-- start of Source passage --

An interesting feature observed inside the magnetosheath and ahead of the receding bow shock is the magnetic enhancement observed by all THEMIS and Cluster spacecraft in Figure 2. This structure is marked with purple boxes in the magnetic field time series data. The sequence of observations in the time series data begins with TH-D at 03:51:26 UT. The CL2 spacecraft observes the enhancement 4 s after TH-D, and TH-A and TH-E observe the onset of the enhancement within 9 and 12 s, respectively, after TH-D. The initial magnetic jump ratio (enhancement from the ambient magnetosheath field) is $\sim 1.3$ in all spacecraft that observe the enhancement. The magnetic field continues to grow, and the ratio increases to 1.4 and 1.5 at TH-E and TH-A, respectively, and $\sim 1.6$ at CL4. The MMS spacecraft does not show any increase in $|\mathbf{B}|$ other than the jump associated with the bow shock crossing.

Figure 3 shows the plasma and field measurements by TH-E around the magnetic peak identified by vertical dashed lines. The magnetic field components in panel (b) indicate that the field increases along the background magnetic field, while the normal vector to the shock front is mostly along the Sun–Earth line. The ion energy flux spectrogram within the magnetic enhancement in panel (c) shows higher ion energy fluxes across all energies. The flow velocity downstream of the shock is also more anti-sunward. Plasma densities in panel (e) during the magnetic enhancement also increase (both electrons and ions) by roughly similar ratios as those observed for the magnetic field enhancements. Such a correlation in density and magnetic field variations is indicative of the compressional nature of the structure. Using the mixed coplanarity method, we obtain the shock normal vector $n=[-0.90,0.09,0.43]$ at TH-E and $n=[-0.86,-0.27,0.43]$ at TH-D. The shock normal is almost exactly perpendicular to the upstream magnetic field at TH-D, while it becomes less oblique at TH-E. The propagation direction, flow velocity pattern, and compressional feature indicate that the magnetic enhancement is consistent with an FMSW propagating in the magnetosheath.

-- end of Source passage --
-- start of Data shown --

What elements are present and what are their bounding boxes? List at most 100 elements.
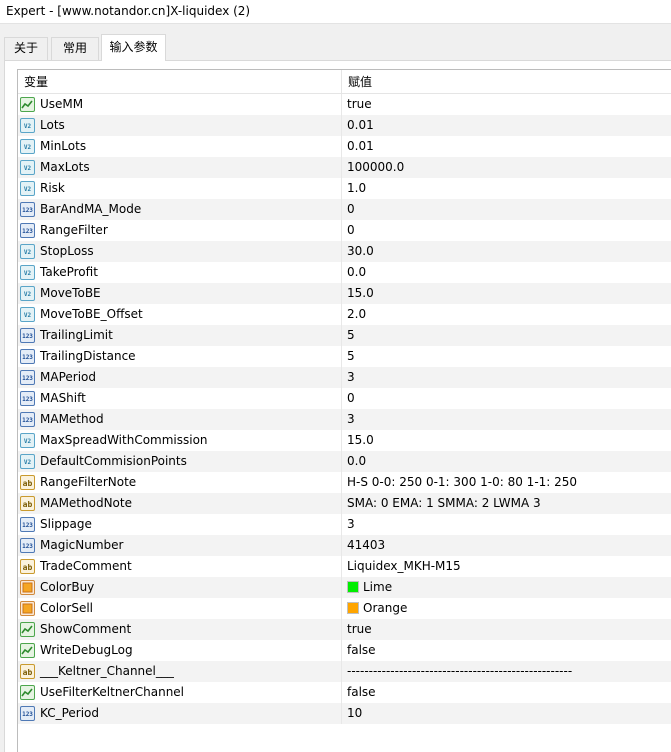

-- end of Data shown --

Problems and tasks -
• A. In the magnetosheath passage, which spacecraft observes the magnetic enhancement first, and at what time?
• B. According to the magnetosheath passage, why is the structure considered compressional?
• C. List every spacecraft that the magnetosheath passage names as observing the magnetic enhancement.

Solved problems -
• A. TH-D, at 03:51:26 UT.

• B. During the magnetic enhancement, both electron and ion densities rise by roughly the same ratios as the magnetic field. This correlation between density and magnetic field variations indicates that the structure is compressional.

• C. TH-D, CL2, TH-A, TH-E, CL4